*WHAT YOU SHOULD DO*:
Your answer should be a single number: the count of lines that hold the word "Brown".

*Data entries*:
# # #

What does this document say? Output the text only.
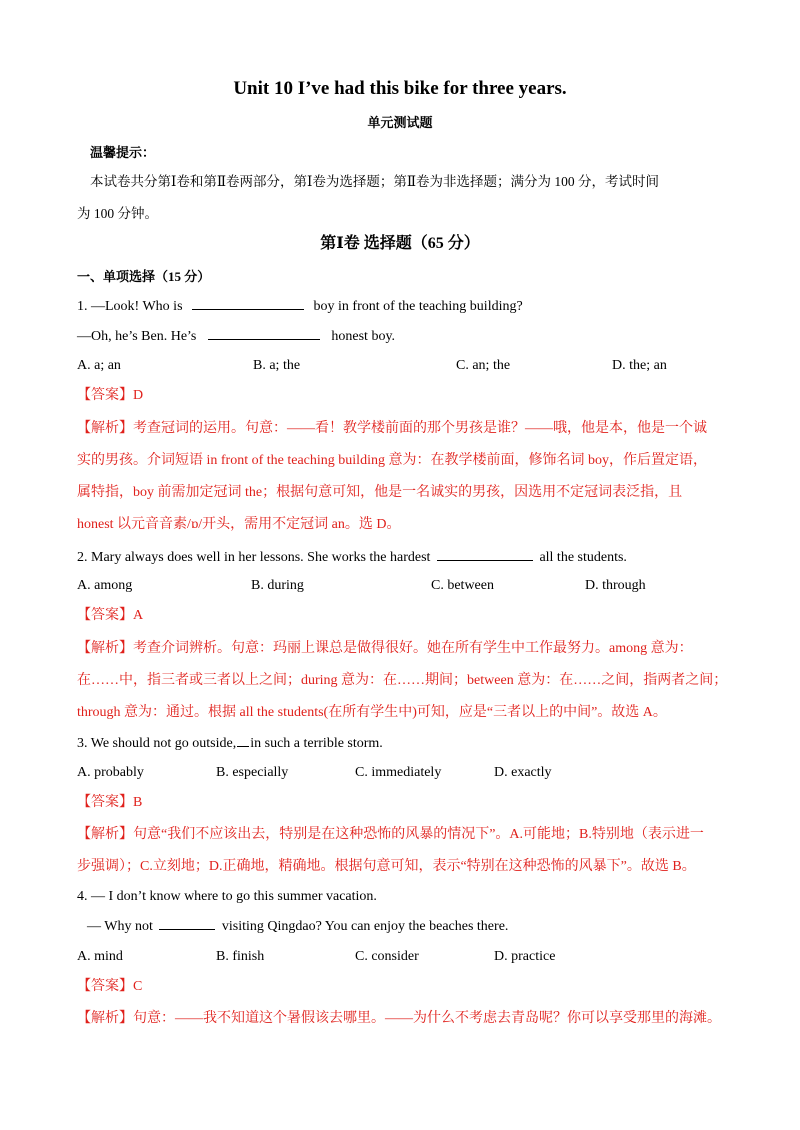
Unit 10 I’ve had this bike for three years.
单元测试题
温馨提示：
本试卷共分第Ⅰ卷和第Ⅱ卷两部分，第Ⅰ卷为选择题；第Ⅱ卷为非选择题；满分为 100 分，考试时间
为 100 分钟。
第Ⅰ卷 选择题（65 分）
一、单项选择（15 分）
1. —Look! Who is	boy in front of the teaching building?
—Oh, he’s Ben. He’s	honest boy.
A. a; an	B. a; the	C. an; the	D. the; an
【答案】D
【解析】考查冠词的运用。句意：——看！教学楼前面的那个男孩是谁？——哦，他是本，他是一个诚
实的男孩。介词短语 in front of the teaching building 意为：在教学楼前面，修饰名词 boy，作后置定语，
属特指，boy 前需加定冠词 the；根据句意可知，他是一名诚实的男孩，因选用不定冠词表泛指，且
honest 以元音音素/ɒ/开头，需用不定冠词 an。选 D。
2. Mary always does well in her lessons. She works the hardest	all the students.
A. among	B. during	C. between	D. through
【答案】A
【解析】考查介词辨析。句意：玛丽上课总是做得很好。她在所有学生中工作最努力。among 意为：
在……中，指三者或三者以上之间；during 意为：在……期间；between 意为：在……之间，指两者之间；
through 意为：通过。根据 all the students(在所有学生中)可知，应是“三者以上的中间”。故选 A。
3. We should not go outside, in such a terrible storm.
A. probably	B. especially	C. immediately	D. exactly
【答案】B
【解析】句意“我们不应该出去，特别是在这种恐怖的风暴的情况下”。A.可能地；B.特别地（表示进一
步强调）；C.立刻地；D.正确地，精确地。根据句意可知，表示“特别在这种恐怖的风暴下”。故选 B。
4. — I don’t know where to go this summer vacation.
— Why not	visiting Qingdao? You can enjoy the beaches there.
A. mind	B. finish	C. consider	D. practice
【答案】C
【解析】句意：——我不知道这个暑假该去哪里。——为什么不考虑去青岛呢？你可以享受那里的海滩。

# # #

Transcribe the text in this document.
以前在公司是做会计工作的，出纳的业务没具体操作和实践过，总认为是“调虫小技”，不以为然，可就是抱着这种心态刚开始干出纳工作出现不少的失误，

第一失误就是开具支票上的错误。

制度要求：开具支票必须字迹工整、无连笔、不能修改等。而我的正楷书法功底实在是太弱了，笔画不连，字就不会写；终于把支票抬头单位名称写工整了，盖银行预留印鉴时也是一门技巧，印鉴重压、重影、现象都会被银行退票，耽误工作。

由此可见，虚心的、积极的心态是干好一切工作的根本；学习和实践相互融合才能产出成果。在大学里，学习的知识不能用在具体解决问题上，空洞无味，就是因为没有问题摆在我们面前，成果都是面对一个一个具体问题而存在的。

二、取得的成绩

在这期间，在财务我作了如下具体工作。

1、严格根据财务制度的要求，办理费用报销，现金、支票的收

# # #

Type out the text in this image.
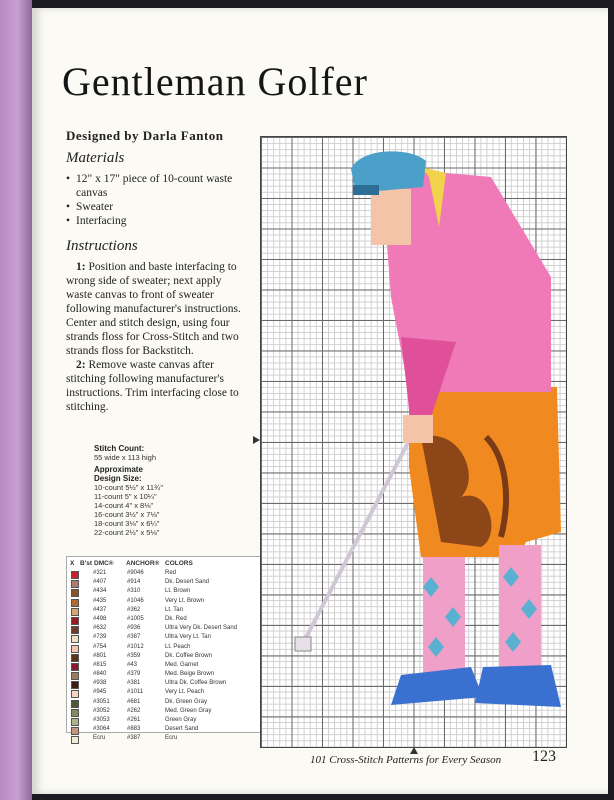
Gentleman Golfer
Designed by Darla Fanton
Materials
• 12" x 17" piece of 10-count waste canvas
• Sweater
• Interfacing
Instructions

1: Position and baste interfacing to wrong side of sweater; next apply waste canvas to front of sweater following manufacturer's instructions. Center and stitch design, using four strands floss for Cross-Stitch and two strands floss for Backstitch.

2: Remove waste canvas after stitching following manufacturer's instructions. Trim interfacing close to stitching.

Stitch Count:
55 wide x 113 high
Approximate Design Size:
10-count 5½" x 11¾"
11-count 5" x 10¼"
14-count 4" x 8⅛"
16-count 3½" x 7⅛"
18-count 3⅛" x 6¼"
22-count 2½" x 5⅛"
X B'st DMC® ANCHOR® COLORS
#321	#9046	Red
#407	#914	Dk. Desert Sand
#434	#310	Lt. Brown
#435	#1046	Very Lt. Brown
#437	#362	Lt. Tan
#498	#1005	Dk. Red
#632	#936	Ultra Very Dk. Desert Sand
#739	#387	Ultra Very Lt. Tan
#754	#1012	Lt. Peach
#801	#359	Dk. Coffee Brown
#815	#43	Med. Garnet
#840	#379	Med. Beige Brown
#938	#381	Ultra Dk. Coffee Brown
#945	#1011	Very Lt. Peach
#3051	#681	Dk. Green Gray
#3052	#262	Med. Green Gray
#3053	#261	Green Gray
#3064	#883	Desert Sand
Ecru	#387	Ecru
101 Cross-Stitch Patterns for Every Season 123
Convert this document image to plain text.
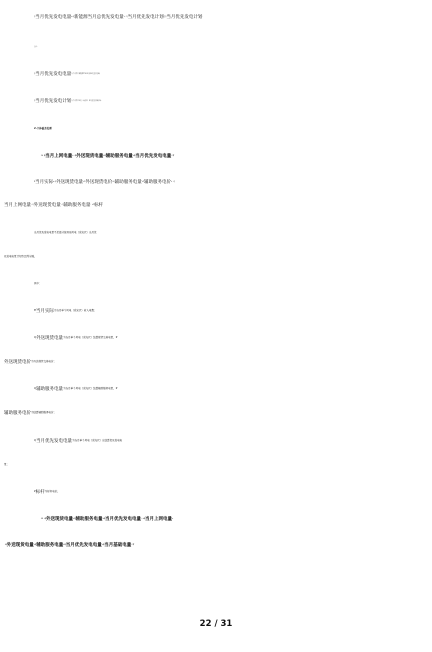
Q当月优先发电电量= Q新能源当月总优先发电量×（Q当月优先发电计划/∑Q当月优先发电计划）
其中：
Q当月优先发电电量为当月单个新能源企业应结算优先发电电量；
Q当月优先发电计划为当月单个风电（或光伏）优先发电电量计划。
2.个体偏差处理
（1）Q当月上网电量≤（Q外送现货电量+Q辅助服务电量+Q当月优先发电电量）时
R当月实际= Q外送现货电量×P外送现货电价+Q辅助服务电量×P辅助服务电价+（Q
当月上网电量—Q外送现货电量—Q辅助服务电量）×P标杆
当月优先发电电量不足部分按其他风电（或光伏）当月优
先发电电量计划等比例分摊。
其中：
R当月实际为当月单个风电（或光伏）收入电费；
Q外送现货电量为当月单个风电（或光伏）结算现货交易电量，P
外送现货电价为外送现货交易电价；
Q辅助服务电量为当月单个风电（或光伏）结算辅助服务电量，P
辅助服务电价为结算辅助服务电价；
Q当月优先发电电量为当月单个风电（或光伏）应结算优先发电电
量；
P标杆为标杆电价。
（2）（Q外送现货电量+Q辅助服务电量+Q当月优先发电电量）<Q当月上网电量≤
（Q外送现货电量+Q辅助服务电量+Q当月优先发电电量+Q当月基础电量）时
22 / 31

# # #

*SOLVED PROBLEM*:
5